GIVEN PROBLEM
Drop the images; return everything else in the listing below exactly.

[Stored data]
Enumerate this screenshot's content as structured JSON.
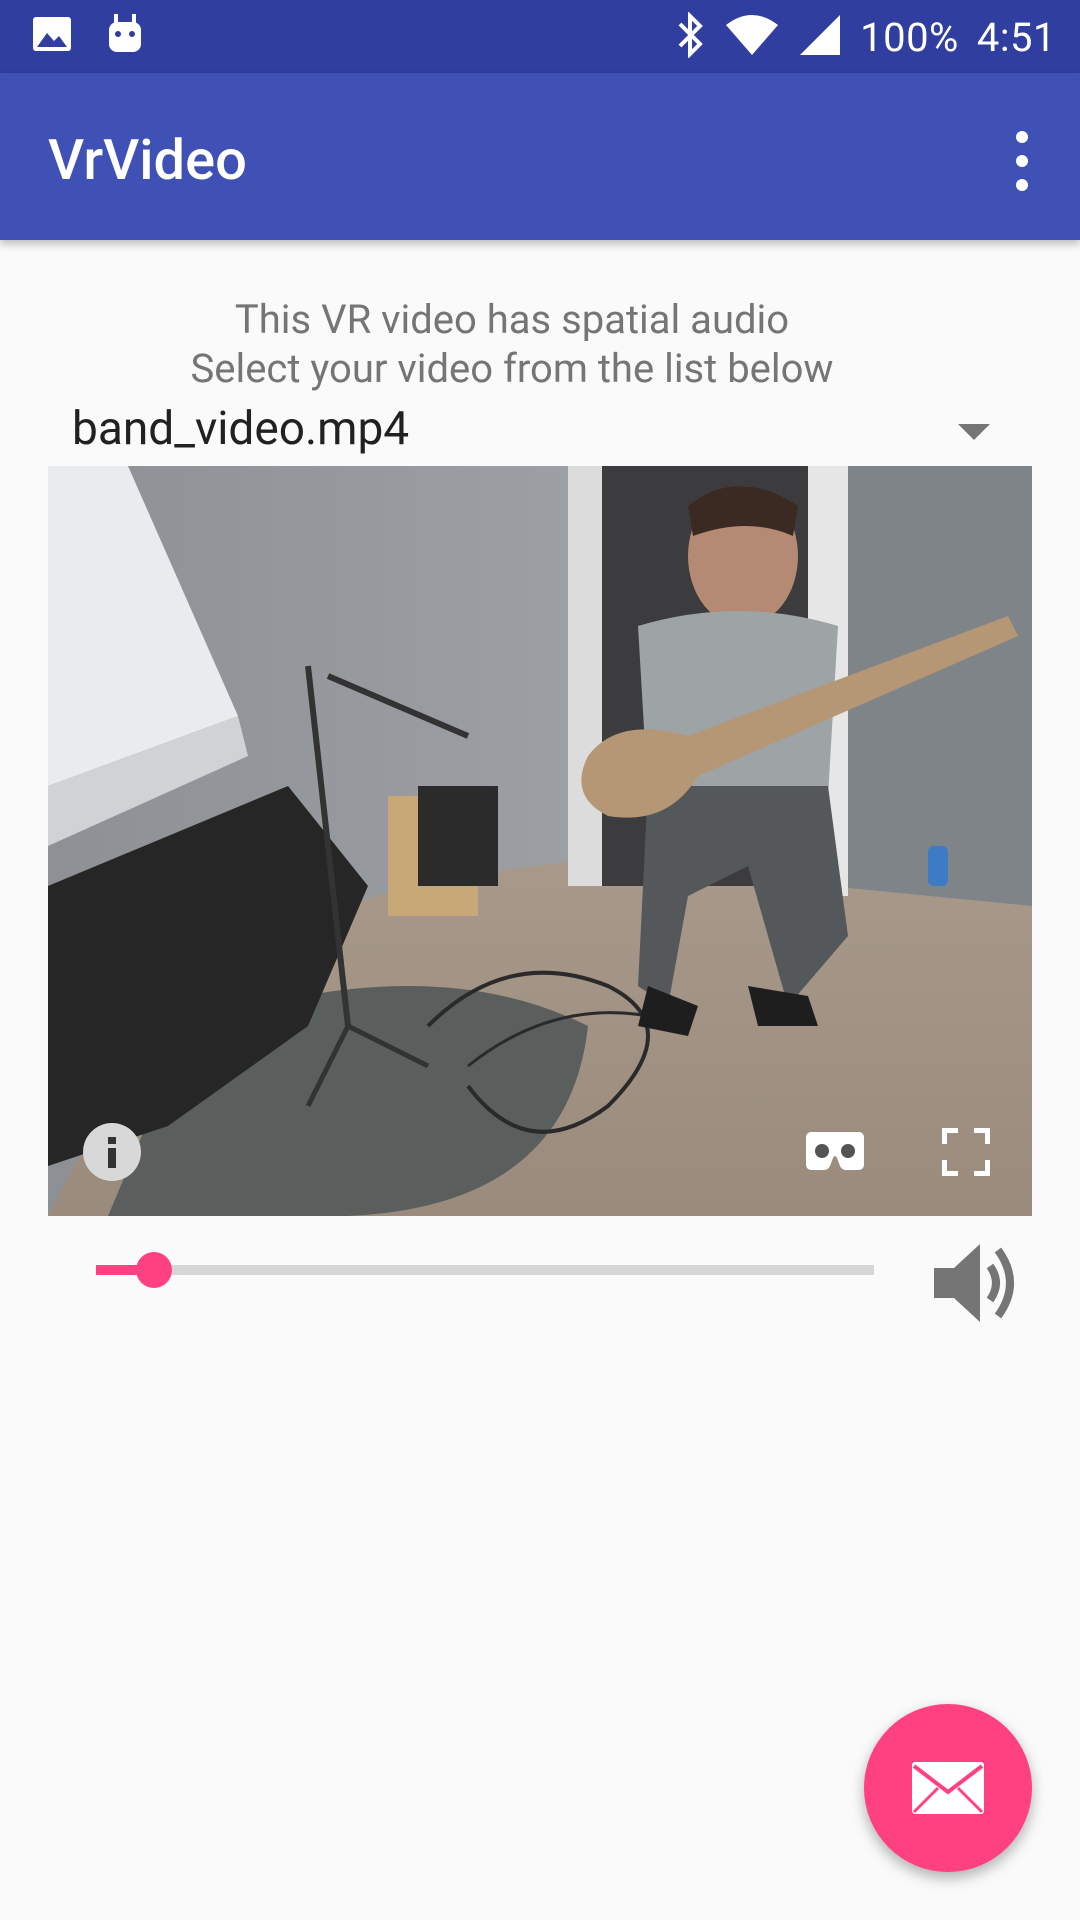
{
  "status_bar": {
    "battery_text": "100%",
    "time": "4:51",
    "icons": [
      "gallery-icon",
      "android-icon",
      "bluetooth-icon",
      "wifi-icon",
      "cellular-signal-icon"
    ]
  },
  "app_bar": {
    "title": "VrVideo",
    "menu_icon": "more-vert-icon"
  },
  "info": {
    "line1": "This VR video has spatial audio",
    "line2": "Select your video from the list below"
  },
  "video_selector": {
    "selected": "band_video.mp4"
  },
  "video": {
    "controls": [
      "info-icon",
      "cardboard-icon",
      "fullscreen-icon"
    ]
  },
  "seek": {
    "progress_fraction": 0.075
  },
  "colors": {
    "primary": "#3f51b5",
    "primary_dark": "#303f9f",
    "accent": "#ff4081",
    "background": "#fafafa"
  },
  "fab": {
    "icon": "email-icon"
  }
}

EXERCISE ANSWER
Enumerate this screenshot's content as structured JSON.
{
  "status_bar": {
    "battery_text": "100%",
    "time": "4:51",
    "icons": [
      "gallery-icon",
      "android-icon",
      "bluetooth-icon",
      "wifi-icon",
      "cellular-signal-icon"
    ]
  },
  "app_bar": {
    "title": "VrVideo",
    "menu_icon": "more-vert-icon"
  },
  "info": {
    "line1": "This VR video has spatial audio",
    "line2": "Select your video from the list below"
  },
  "video_selector": {
    "selected": "band_video.mp4"
  },
  "video": {
    "controls": [
      "info-icon",
      "cardboard-icon",
      "fullscreen-icon"
    ]
  },
  "seek": {
    "progress_fraction": 0.075
  },
  "colors": {
    "primary": "#3f51b5",
    "primary_dark": "#303f9f",
    "accent": "#ff4081",
    "background": "#fafafa"
  },
  "fab": {
    "icon": "email-icon"
  }
}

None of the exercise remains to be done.